> **Work to complete**: Starting at the line that contains "arrow-head xyxy=(500,216,511,232)" and ending after the line that contains "panel-title: RSI14 - 9MA xyxy=(16,358,77,369)", substitute "y-axis-tick" for "y-tick-label" and reproduce only those lines with nothing else altered.

> **Listed records**:
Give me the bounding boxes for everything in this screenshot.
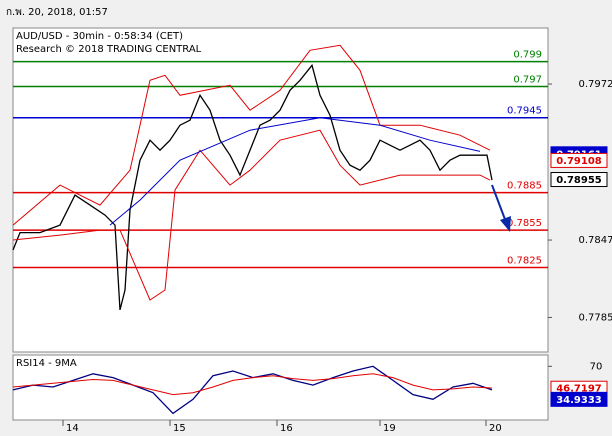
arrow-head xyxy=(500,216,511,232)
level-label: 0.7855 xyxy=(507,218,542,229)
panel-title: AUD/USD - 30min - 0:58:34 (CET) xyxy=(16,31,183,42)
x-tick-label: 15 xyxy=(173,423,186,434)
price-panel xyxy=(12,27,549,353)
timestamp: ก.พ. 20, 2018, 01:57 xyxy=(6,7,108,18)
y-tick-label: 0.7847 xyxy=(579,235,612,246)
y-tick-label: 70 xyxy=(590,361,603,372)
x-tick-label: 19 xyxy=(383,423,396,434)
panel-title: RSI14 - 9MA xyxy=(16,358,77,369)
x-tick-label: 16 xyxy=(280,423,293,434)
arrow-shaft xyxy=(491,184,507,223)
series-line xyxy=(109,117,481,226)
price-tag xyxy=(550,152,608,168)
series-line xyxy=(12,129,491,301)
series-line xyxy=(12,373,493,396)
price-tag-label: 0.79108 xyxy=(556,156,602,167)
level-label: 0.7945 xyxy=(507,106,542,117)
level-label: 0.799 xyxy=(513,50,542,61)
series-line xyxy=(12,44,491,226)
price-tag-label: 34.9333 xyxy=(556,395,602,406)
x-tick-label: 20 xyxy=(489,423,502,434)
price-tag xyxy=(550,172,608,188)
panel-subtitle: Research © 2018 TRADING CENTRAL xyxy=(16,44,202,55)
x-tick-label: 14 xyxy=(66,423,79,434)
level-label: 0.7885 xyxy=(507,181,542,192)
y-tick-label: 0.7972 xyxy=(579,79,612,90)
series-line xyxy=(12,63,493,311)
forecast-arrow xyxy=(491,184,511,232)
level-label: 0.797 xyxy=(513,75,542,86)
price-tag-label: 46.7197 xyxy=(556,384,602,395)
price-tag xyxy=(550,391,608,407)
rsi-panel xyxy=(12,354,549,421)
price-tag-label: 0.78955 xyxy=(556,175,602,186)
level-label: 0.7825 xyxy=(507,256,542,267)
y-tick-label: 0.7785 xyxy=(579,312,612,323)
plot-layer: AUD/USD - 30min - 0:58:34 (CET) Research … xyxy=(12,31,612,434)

==

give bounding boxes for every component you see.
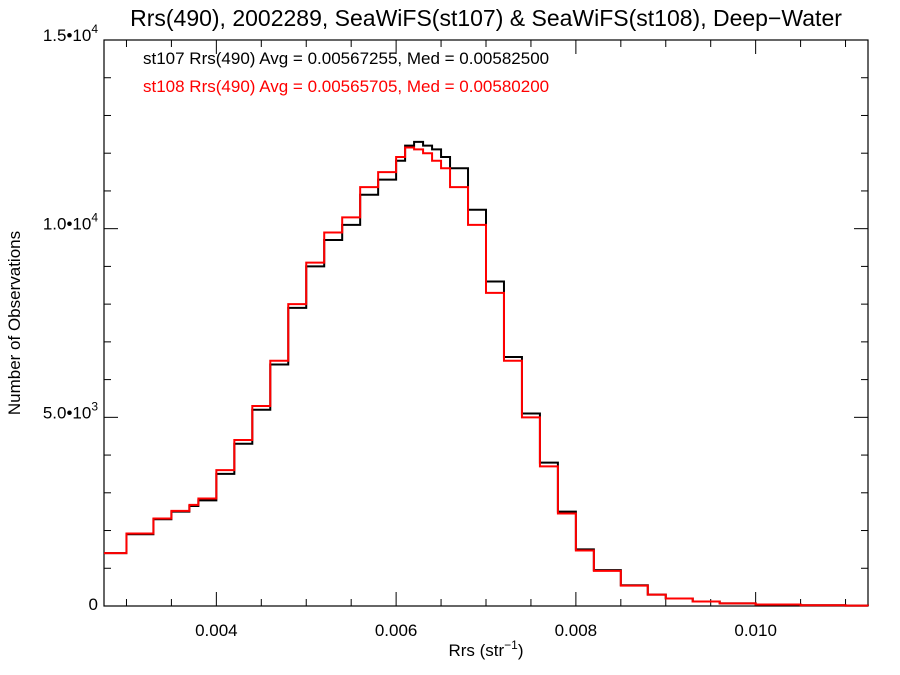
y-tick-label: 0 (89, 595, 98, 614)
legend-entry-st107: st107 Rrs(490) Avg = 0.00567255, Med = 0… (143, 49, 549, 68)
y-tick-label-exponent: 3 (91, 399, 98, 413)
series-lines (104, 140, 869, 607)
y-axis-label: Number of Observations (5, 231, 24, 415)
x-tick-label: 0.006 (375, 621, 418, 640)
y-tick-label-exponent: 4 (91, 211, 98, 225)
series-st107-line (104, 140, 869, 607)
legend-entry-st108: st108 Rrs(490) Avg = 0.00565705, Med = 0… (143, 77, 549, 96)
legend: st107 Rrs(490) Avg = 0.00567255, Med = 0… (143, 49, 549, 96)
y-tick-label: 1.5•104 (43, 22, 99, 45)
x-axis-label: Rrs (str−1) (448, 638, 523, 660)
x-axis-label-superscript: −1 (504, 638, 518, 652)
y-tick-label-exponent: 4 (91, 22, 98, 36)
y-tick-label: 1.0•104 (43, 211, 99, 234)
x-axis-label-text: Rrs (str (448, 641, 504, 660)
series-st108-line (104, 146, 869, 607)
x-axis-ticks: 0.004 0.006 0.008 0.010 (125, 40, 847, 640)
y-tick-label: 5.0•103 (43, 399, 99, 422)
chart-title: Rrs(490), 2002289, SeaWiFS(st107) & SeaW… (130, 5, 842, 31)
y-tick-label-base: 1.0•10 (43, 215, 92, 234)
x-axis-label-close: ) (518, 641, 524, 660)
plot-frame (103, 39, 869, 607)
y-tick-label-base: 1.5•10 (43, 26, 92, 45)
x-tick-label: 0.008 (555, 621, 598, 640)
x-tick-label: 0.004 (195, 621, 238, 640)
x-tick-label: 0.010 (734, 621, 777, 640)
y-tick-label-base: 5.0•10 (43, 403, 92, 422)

> **Response to this task**:
arrow-head xyxy=(500,216,511,232)
level-label: 0.7855 xyxy=(507,218,542,229)
panel-title: AUD/USD - 30min - 0:58:34 (CET) xyxy=(16,31,183,42)
x-tick-label: 15 xyxy=(173,423,186,434)
price-panel xyxy=(12,27,549,353)
timestamp: ก.พ. 20, 2018, 01:57 xyxy=(6,7,108,18)
y-axis-tick: 0.7847 xyxy=(579,235,612,246)
y-axis-tick: 70 xyxy=(590,361,603,372)
x-tick-label: 19 xyxy=(383,423,396,434)
panel-title: RSI14 - 9MA xyxy=(16,358,77,369)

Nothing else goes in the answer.